- **WORK INSTRUCTIONS**
Copy out the lines of the material word for word, beginning at the line that has "chrome-icon[interactable] — [791, 1040, 840, 1080]" and stopping after the line that has "toolbar3-tool-icon-57[interactable] — [1740, 124, 1770, 154]".

◇ ◇ ◇ ◇ ◇ ◇ ◇

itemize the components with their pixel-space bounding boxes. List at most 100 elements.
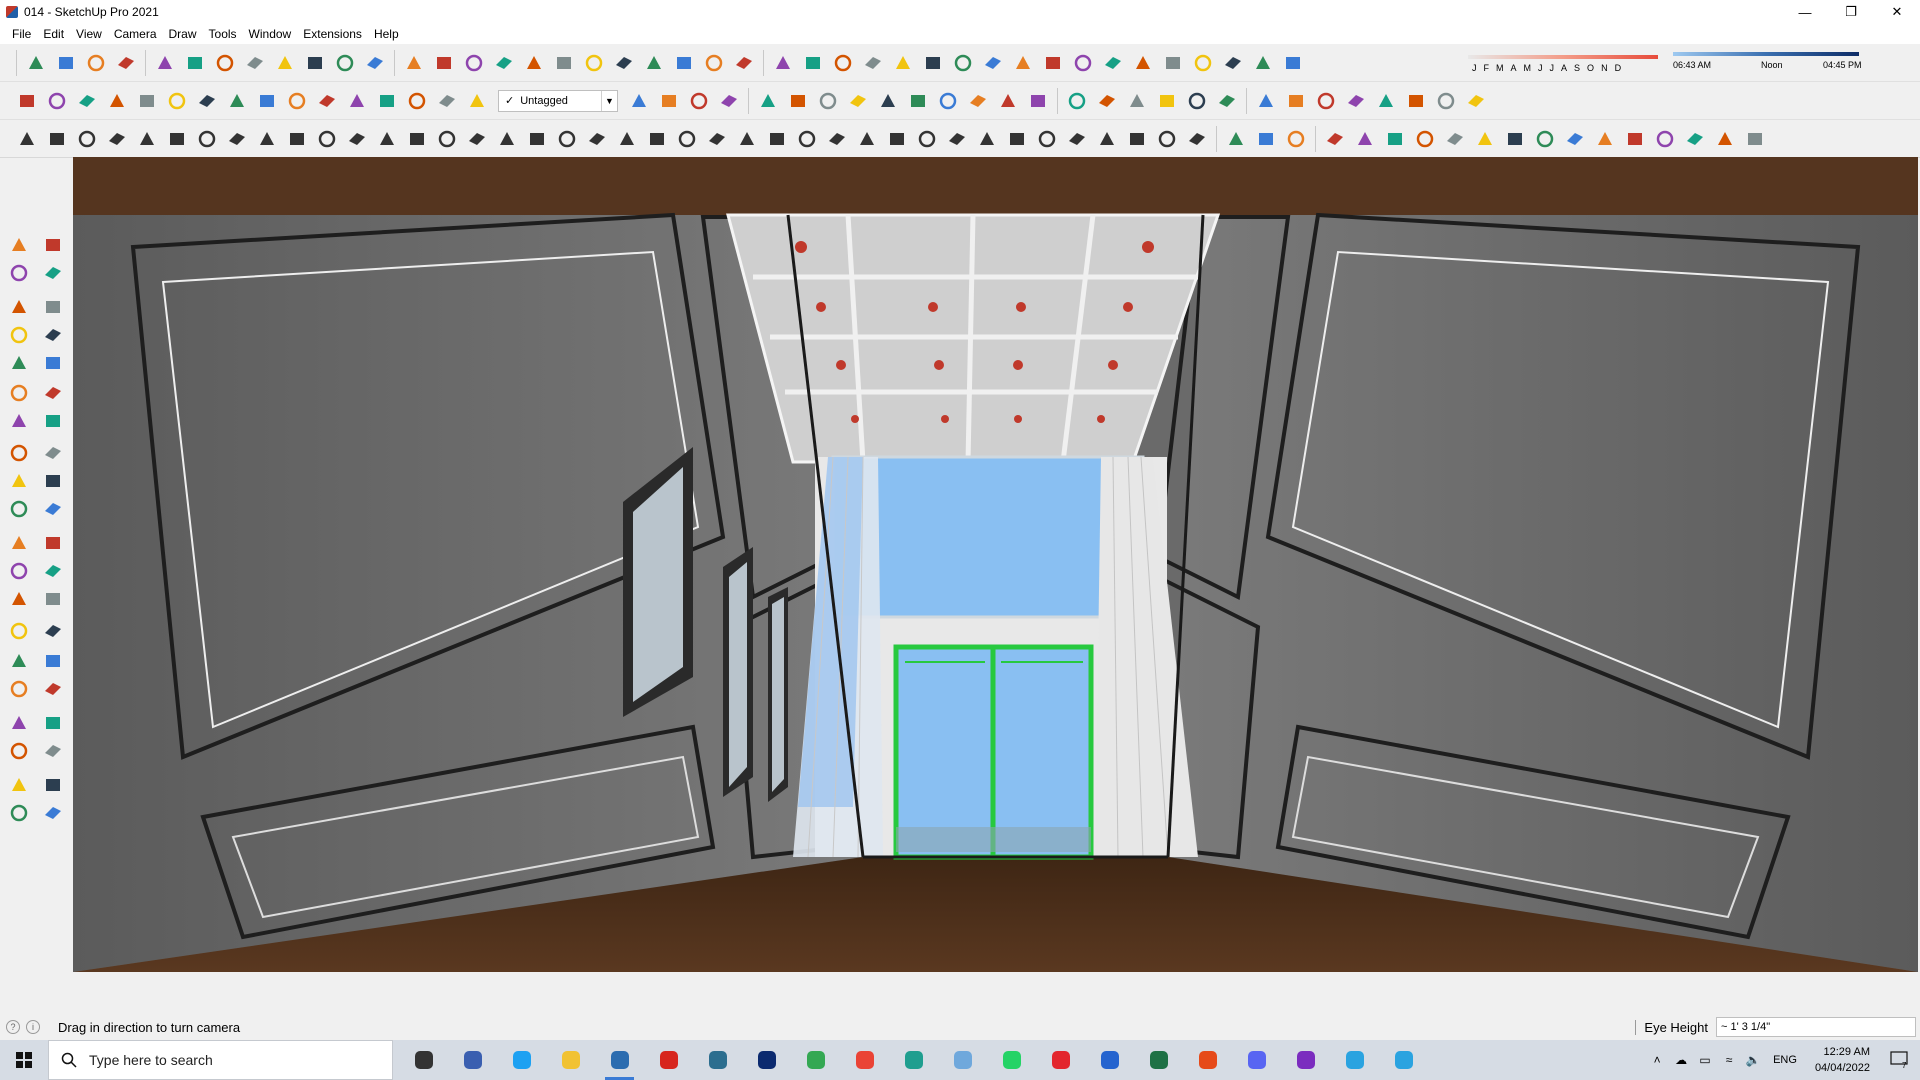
chrome-icon[interactable] — [791, 1040, 840, 1080]
toolbar2-tool-icon-16[interactable] — [624, 86, 654, 116]
toolbar1-tool-icon-4[interactable] — [150, 48, 180, 78]
toolbar2-tool-icon-35[interactable] — [1212, 86, 1242, 116]
toolbar1-tool-icon-9[interactable] — [300, 48, 330, 78]
toolbar3-tool-icon-14[interactable] — [432, 124, 462, 154]
move-icon[interactable] — [4, 438, 34, 468]
toolbar3-tool-icon-50[interactable] — [1530, 124, 1560, 154]
toolbar1-tool-icon-11[interactable] — [360, 48, 390, 78]
toolbar1-tool-icon-13[interactable] — [429, 48, 459, 78]
menu-camera[interactable]: Camera — [108, 27, 163, 41]
text-icon[interactable] — [38, 556, 68, 586]
excel-icon[interactable] — [1134, 1040, 1183, 1080]
time-slider[interactable]: 06:43 AM Noon 04:45 PM — [1673, 52, 1863, 74]
toolbar3-tool-icon-47[interactable] — [1440, 124, 1470, 154]
toolbar3-tool-icon-4[interactable] — [132, 124, 162, 154]
toolbar2-tool-icon-8[interactable] — [252, 86, 282, 116]
toolbar2-tool-icon-10[interactable] — [312, 86, 342, 116]
toolbar3-tool-icon-27[interactable] — [822, 124, 852, 154]
style-builder-icon[interactable] — [938, 1040, 987, 1080]
toolbar2-tool-icon-13[interactable] — [402, 86, 432, 116]
push-pull-icon[interactable] — [38, 438, 68, 468]
menu-edit[interactable]: Edit — [37, 27, 70, 41]
toolbar3-tool-icon-39[interactable] — [1182, 124, 1212, 154]
polygon-icon[interactable] — [38, 348, 68, 378]
toolbar2-tool-icon-22[interactable] — [813, 86, 843, 116]
zoom-extents-icon[interactable] — [4, 674, 34, 704]
toolbar1-tool-icon-18[interactable] — [579, 48, 609, 78]
toolbar1-tool-icon-27[interactable] — [858, 48, 888, 78]
toolbar2-tool-icon-30[interactable] — [1062, 86, 1092, 116]
toolbar3-tool-icon-57[interactable] — [1740, 124, 1770, 154]
vcb-value-field[interactable]: ~ 1' 3 1/4" — [1716, 1017, 1916, 1037]
toolbar2-tool-icon-25[interactable] — [903, 86, 933, 116]
task-view-icon[interactable] — [399, 1040, 448, 1080]
offset-icon[interactable] — [38, 494, 68, 524]
toolbar2-tool-icon-39[interactable] — [1341, 86, 1371, 116]
position-camera-icon[interactable] — [4, 708, 34, 738]
toolbar3-tool-icon-21[interactable] — [642, 124, 672, 154]
toolbar3-tool-icon-55[interactable] — [1680, 124, 1710, 154]
telegram-icon[interactable] — [1330, 1040, 1379, 1080]
toolbar2-tool-icon-14[interactable] — [432, 86, 462, 116]
minimize-icon[interactable]: — — [1782, 0, 1828, 24]
toolbar1-tool-icon-20[interactable] — [639, 48, 669, 78]
toolbar2-tool-icon-33[interactable] — [1152, 86, 1182, 116]
toolbar3-tool-icon-1[interactable] — [42, 124, 72, 154]
toolbar2-tool-icon-3[interactable] — [102, 86, 132, 116]
toolbar2-tool-icon-9[interactable] — [282, 86, 312, 116]
three-point-arc-icon[interactable] — [4, 406, 34, 436]
tray-chevron-icon[interactable]: ˄ — [1645, 1040, 1669, 1080]
toolbar1-tool-icon-37[interactable] — [1158, 48, 1188, 78]
toolbar3-tool-icon-11[interactable] — [342, 124, 372, 154]
toolbar3-tool-icon-56[interactable] — [1710, 124, 1740, 154]
toolbar3-tool-icon-42[interactable] — [1281, 124, 1311, 154]
photoshop-icon[interactable] — [742, 1040, 791, 1080]
toolbar1-tool-icon-35[interactable] — [1098, 48, 1128, 78]
toolbar1-tool-icon-15[interactable] — [489, 48, 519, 78]
two-point-arc-icon[interactable] — [38, 378, 68, 408]
toolbar1-tool-icon-14[interactable] — [459, 48, 489, 78]
rectangle-icon[interactable] — [4, 320, 34, 350]
acrobat-icon[interactable] — [644, 1040, 693, 1080]
toolbar1-tool-icon-30[interactable] — [948, 48, 978, 78]
menu-view[interactable]: View — [70, 27, 108, 41]
pencil-icon[interactable] — [4, 292, 34, 322]
toolbar3-tool-icon-36[interactable] — [1092, 124, 1122, 154]
toolbar3-tool-icon-46[interactable] — [1410, 124, 1440, 154]
toolbar2-tool-icon-0[interactable] — [12, 86, 42, 116]
toolbar2-tool-icon-17[interactable] — [654, 86, 684, 116]
toolbar3-tool-icon-28[interactable] — [852, 124, 882, 154]
toolbar2-tool-icon-28[interactable] — [993, 86, 1023, 116]
toolbar2-tool-icon-29[interactable] — [1023, 86, 1053, 116]
language-indicator[interactable]: ENG — [1765, 1054, 1805, 1066]
component-icon[interactable] — [38, 230, 68, 260]
toolbar2-tool-icon-38[interactable] — [1311, 86, 1341, 116]
toolbar2-tool-icon-27[interactable] — [963, 86, 993, 116]
toolbar3-tool-icon-20[interactable] — [612, 124, 642, 154]
toolbar3-tool-icon-34[interactable] — [1032, 124, 1062, 154]
toolbar1-tool-icon-10[interactable] — [330, 48, 360, 78]
toolbar3-tool-icon-24[interactable] — [732, 124, 762, 154]
toolbar1-tool-icon-31[interactable] — [978, 48, 1008, 78]
sandbox-from-scratch-icon[interactable] — [38, 770, 68, 800]
clock[interactable]: 12:29 AM 04/04/2022 — [1805, 1044, 1880, 1076]
toolbar2-tool-icon-23[interactable] — [843, 86, 873, 116]
paint-bucket-icon[interactable] — [4, 258, 34, 288]
layout-icon[interactable] — [889, 1040, 938, 1080]
toolbar1-tool-icon-41[interactable] — [1278, 48, 1308, 78]
toolbar1-tool-icon-12[interactable] — [399, 48, 429, 78]
axes-icon[interactable] — [4, 584, 34, 614]
toolbar1-tool-icon-23[interactable] — [729, 48, 759, 78]
restore-icon[interactable]: ❐ — [1828, 0, 1874, 24]
toolbar3-tool-icon-2[interactable] — [72, 124, 102, 154]
menu-tools[interactable]: Tools — [203, 27, 243, 41]
toolbar3-tool-icon-35[interactable] — [1062, 124, 1092, 154]
toolbar1-tool-icon-19[interactable] — [609, 48, 639, 78]
toolbar2-tool-icon-19[interactable] — [714, 86, 744, 116]
toolbar2-tool-icon-32[interactable] — [1122, 86, 1152, 116]
select-icon[interactable] — [4, 230, 34, 260]
toolbar1-tool-icon-24[interactable] — [768, 48, 798, 78]
rotate-icon[interactable] — [4, 466, 34, 496]
toolbar3-tool-icon-45[interactable] — [1380, 124, 1410, 154]
menu-window[interactable]: Window — [243, 27, 298, 41]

◇ ◇ ◇ ◇ ◇ ◇ ◇

- **REPLY**
chrome-icon[interactable] — [791, 1040, 840, 1080]
toolbar2-tool-icon-16[interactable] — [624, 86, 654, 116]
toolbar1-tool-icon-4[interactable] — [150, 48, 180, 78]
toolbar2-tool-icon-35[interactable] — [1212, 86, 1242, 116]
toolbar1-tool-icon-9[interactable] — [300, 48, 330, 78]
toolbar3-tool-icon-14[interactable] — [432, 124, 462, 154]
move-icon[interactable] — [4, 438, 34, 468]
toolbar3-tool-icon-50[interactable] — [1530, 124, 1560, 154]
toolbar1-tool-icon-11[interactable] — [360, 48, 390, 78]
toolbar1-tool-icon-13[interactable] — [429, 48, 459, 78]
menu-camera[interactable]: Camera — [108, 27, 163, 41]
text-icon[interactable] — [38, 556, 68, 586]
excel-icon[interactable] — [1134, 1040, 1183, 1080]
time-slider[interactable]: 06:43 AM Noon 04:45 PM — [1673, 52, 1863, 74]
toolbar3-tool-icon-47[interactable] — [1440, 124, 1470, 154]
toolbar3-tool-icon-4[interactable] — [132, 124, 162, 154]
toolbar2-tool-icon-8[interactable] — [252, 86, 282, 116]
toolbar2-tool-icon-10[interactable] — [312, 86, 342, 116]
toolbar3-tool-icon-27[interactable] — [822, 124, 852, 154]
style-builder-icon[interactable] — [938, 1040, 987, 1080]
toolbar2-tool-icon-13[interactable] — [402, 86, 432, 116]
push-pull-icon[interactable] — [38, 438, 68, 468]
menu-edit[interactable]: Edit — [37, 27, 70, 41]
toolbar3-tool-icon-39[interactable] — [1182, 124, 1212, 154]
polygon-icon[interactable] — [38, 348, 68, 378]
toolbar2-tool-icon-22[interactable] — [813, 86, 843, 116]
zoom-extents-icon[interactable] — [4, 674, 34, 704]
toolbar1-tool-icon-18[interactable] — [579, 48, 609, 78]
toolbar1-tool-icon-27[interactable] — [858, 48, 888, 78]
toolbar2-tool-icon-30[interactable] — [1062, 86, 1092, 116]
toolbar3-tool-icon-57[interactable] — [1740, 124, 1770, 154]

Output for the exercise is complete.